— begin Stored data —

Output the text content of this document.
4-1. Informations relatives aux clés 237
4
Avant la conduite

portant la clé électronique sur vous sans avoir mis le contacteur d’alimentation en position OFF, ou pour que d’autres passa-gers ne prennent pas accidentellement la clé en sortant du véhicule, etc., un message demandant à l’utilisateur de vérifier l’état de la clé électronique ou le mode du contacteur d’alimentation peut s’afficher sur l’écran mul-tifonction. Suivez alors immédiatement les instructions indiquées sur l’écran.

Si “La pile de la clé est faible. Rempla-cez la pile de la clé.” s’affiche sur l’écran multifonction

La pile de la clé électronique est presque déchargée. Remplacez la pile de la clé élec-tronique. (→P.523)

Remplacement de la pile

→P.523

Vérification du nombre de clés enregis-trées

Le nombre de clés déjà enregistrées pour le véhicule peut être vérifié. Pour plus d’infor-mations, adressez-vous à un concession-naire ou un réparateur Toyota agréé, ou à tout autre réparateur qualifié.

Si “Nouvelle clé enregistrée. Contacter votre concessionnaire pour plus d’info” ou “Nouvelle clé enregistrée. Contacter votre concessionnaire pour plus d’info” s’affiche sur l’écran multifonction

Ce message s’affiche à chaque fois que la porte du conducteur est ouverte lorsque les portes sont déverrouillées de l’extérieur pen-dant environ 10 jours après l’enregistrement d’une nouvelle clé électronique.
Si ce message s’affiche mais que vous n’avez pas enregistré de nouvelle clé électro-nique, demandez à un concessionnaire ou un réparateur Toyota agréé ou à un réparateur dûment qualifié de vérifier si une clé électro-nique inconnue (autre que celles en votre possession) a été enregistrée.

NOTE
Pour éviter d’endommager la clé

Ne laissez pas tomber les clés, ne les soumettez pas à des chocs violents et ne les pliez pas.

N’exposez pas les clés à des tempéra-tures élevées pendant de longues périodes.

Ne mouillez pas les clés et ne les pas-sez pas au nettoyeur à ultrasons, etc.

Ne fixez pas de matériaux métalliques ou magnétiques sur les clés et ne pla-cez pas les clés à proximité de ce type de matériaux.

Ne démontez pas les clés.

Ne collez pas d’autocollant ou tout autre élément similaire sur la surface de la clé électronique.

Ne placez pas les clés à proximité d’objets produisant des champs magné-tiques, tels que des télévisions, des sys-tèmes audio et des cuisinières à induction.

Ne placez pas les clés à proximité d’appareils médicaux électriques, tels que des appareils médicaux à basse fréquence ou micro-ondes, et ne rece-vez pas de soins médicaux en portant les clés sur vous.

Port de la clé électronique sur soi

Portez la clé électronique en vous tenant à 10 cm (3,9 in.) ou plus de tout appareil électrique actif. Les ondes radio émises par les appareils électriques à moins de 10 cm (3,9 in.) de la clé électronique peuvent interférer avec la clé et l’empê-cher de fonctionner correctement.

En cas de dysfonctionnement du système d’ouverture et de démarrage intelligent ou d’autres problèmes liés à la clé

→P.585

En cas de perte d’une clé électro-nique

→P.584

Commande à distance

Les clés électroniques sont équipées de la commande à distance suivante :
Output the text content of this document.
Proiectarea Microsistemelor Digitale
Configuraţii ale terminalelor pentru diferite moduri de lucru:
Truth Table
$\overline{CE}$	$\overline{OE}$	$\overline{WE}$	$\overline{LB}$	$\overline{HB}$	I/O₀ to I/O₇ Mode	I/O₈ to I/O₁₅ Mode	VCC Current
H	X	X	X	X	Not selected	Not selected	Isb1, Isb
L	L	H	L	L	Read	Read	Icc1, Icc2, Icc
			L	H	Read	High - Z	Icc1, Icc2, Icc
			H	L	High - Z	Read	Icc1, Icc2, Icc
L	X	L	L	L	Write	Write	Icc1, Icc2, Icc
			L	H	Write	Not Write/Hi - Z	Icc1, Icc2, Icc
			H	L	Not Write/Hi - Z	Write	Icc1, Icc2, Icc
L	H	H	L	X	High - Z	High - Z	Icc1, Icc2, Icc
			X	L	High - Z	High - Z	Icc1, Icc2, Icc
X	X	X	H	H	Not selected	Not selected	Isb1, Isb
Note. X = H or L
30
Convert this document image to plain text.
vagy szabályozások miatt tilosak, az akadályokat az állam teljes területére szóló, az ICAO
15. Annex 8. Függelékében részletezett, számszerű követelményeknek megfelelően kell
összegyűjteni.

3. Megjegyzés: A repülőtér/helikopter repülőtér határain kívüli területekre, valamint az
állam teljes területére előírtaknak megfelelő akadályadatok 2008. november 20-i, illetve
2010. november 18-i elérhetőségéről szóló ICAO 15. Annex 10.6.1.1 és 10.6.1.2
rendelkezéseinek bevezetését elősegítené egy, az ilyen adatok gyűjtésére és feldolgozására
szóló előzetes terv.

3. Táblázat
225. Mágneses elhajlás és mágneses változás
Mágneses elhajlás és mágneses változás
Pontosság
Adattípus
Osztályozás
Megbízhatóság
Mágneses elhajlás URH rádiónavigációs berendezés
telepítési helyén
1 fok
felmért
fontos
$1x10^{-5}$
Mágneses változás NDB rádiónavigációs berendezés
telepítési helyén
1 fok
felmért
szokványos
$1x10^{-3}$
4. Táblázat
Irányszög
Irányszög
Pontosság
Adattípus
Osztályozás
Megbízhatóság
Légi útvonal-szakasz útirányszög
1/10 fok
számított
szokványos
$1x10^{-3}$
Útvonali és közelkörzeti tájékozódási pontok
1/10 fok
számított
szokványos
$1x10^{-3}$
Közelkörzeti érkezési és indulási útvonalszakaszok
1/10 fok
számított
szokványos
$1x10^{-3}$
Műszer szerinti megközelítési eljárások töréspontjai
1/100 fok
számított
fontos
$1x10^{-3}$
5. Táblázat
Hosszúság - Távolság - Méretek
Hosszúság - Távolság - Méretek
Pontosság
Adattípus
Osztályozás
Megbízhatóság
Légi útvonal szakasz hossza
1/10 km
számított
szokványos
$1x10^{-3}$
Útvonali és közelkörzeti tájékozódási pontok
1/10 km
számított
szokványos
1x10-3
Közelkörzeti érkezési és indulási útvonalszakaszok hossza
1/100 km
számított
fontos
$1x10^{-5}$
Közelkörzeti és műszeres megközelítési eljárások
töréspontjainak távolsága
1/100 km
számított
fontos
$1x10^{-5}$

— end Stored data —

▸ Goal
Once more, set down the full listing, verbatim.

▸ Expected answer
Output the text content of this document.
4-1. Informations relatives aux clés 237
4
Avant la conduite

portant la clé électronique sur vous sans avoir mis le contacteur d’alimentation en position OFF, ou pour que d’autres passa-gers ne prennent pas accidentellement la clé en sortant du véhicule, etc., un message demandant à l’utilisateur de vérifier l’état de la clé électronique ou le mode du contacteur d’alimentation peut s’afficher sur l’écran mul-tifonction. Suivez alors immédiatement les instructions indiquées sur l’écran.

Si “La pile de la clé est faible. Rempla-cez la pile de la clé.” s’affiche sur l’écran multifonction

La pile de la clé électronique est presque déchargée. Remplacez la pile de la clé élec-tronique. (→P.523)

Remplacement de la pile

→P.523

Vérification du nombre de clés enregis-trées

Le nombre de clés déjà enregistrées pour le véhicule peut être vérifié. Pour plus d’infor-mations, adressez-vous à un concession-naire ou un réparateur Toyota agréé, ou à tout autre réparateur qualifié.

Si “Nouvelle clé enregistrée. Contacter votre concessionnaire pour plus d’info” ou “Nouvelle clé enregistrée. Contacter votre concessionnaire pour plus d’info” s’affiche sur l’écran multifonction

Ce message s’affiche à chaque fois que la porte du conducteur est ouverte lorsque les portes sont déverrouillées de l’extérieur pen-dant environ 10 jours après l’enregistrement d’une nouvelle clé électronique.
Si ce message s’affiche mais que vous n’avez pas enregistré de nouvelle clé électro-nique, demandez à un concessionnaire ou un réparateur Toyota agréé ou à un réparateur dûment qualifié de vérifier si une clé électro-nique inconnue (autre que celles en votre possession) a été enregistrée.

NOTE
Pour éviter d’endommager la clé

Ne laissez pas tomber les clés, ne les soumettez pas à des chocs violents et ne les pliez pas.

N’exposez pas les clés à des tempéra-tures élevées pendant de longues périodes.

Ne mouillez pas les clés et ne les pas-sez pas au nettoyeur à ultrasons, etc.

Ne fixez pas de matériaux métalliques ou magnétiques sur les clés et ne pla-cez pas les clés à proximité de ce type de matériaux.

Ne démontez pas les clés.

Ne collez pas d’autocollant ou tout autre élément similaire sur la surface de la clé électronique.

Ne placez pas les clés à proximité d’objets produisant des champs magné-tiques, tels que des télévisions, des sys-tèmes audio et des cuisinières à induction.

Ne placez pas les clés à proximité d’appareils médicaux électriques, tels que des appareils médicaux à basse fréquence ou micro-ondes, et ne rece-vez pas de soins médicaux en portant les clés sur vous.

Port de la clé électronique sur soi

Portez la clé électronique en vous tenant à 10 cm (3,9 in.) ou plus de tout appareil électrique actif. Les ondes radio émises par les appareils électriques à moins de 10 cm (3,9 in.) de la clé électronique peuvent interférer avec la clé et l’empê-cher de fonctionner correctement.

En cas de dysfonctionnement du système d’ouverture et de démarrage intelligent ou d’autres problèmes liés à la clé

→P.585

En cas de perte d’une clé électro-nique

→P.584

Commande à distance

Les clés électroniques sont équipées de la commande à distance suivante :
Output the text content of this document.
Proiectarea Microsistemelor Digitale
Configuraţii ale terminalelor pentru diferite moduri de lucru:
Truth Table
$\overline{CE}$	$\overline{OE}$	$\overline{WE}$	$\overline{LB}$	$\overline{HB}$	I/O₀ to I/O₇ Mode	I/O₈ to I/O₁₅ Mode	VCC Current
H	X	X	X	X	Not selected	Not selected	Isb1, Isb
L	L	H	L	L	Read	Read	Icc1, Icc2, Icc
			L	H	Read	High - Z	Icc1, Icc2, Icc
			H	L	High - Z	Read	Icc1, Icc2, Icc
L	X	L	L	L	Write	Write	Icc1, Icc2, Icc
			L	H	Write	Not Write/Hi - Z	Icc1, Icc2, Icc
			H	L	Not Write/Hi - Z	Write	Icc1, Icc2, Icc
L	H	H	L	X	High - Z	High - Z	Icc1, Icc2, Icc
			X	L	High - Z	High - Z	Icc1, Icc2, Icc
X	X	X	H	H	Not selected	Not selected	Isb1, Isb
Note. X = H or L
30
Convert this document image to plain text.
vagy szabályozások miatt tilosak, az akadályokat az állam teljes területére szóló, az ICAO
15. Annex 8. Függelékében részletezett, számszerű követelményeknek megfelelően kell
összegyűjteni.

3. Megjegyzés: A repülőtér/helikopter repülőtér határain kívüli területekre, valamint az
állam teljes területére előírtaknak megfelelő akadályadatok 2008. november 20-i, illetve
2010. november 18-i elérhetőségéről szóló ICAO 15. Annex 10.6.1.1 és 10.6.1.2
rendelkezéseinek bevezetését elősegítené egy, az ilyen adatok gyűjtésére és feldolgozására
szóló előzetes terv.

3. Táblázat
225. Mágneses elhajlás és mágneses változás
Mágneses elhajlás és mágneses változás
Pontosság
Adattípus
Osztályozás
Megbízhatóság
Mágneses elhajlás URH rádiónavigációs berendezés
telepítési helyén
1 fok
felmért
fontos
$1x10^{-5}$
Mágneses változás NDB rádiónavigációs berendezés
telepítési helyén
1 fok
felmért
szokványos
$1x10^{-3}$
4. Táblázat
Irányszög
Irányszög
Pontosság
Adattípus
Osztályozás
Megbízhatóság
Légi útvonal-szakasz útirányszög
1/10 fok
számított
szokványos
$1x10^{-3}$
Útvonali és közelkörzeti tájékozódási pontok
1/10 fok
számított
szokványos
$1x10^{-3}$
Közelkörzeti érkezési és indulási útvonalszakaszok
1/10 fok
számított
szokványos
$1x10^{-3}$
Műszer szerinti megközelítési eljárások töréspontjai
1/100 fok
számított
fontos
$1x10^{-3}$
5. Táblázat
Hosszúság - Távolság - Méretek
Hosszúság - Távolság - Méretek
Pontosság
Adattípus
Osztályozás
Megbízhatóság
Légi útvonal szakasz hossza
1/10 km
számított
szokványos
$1x10^{-3}$
Útvonali és közelkörzeti tájékozódási pontok
1/10 km
számított
szokványos
1x10-3
Közelkörzeti érkezési és indulási útvonalszakaszok hossza
1/100 km
számított
fontos
$1x10^{-5}$
Közelkörzeti és műszeres megközelítési eljárások
töréspontjainak távolsága
1/100 km
számított
fontos
$1x10^{-5}$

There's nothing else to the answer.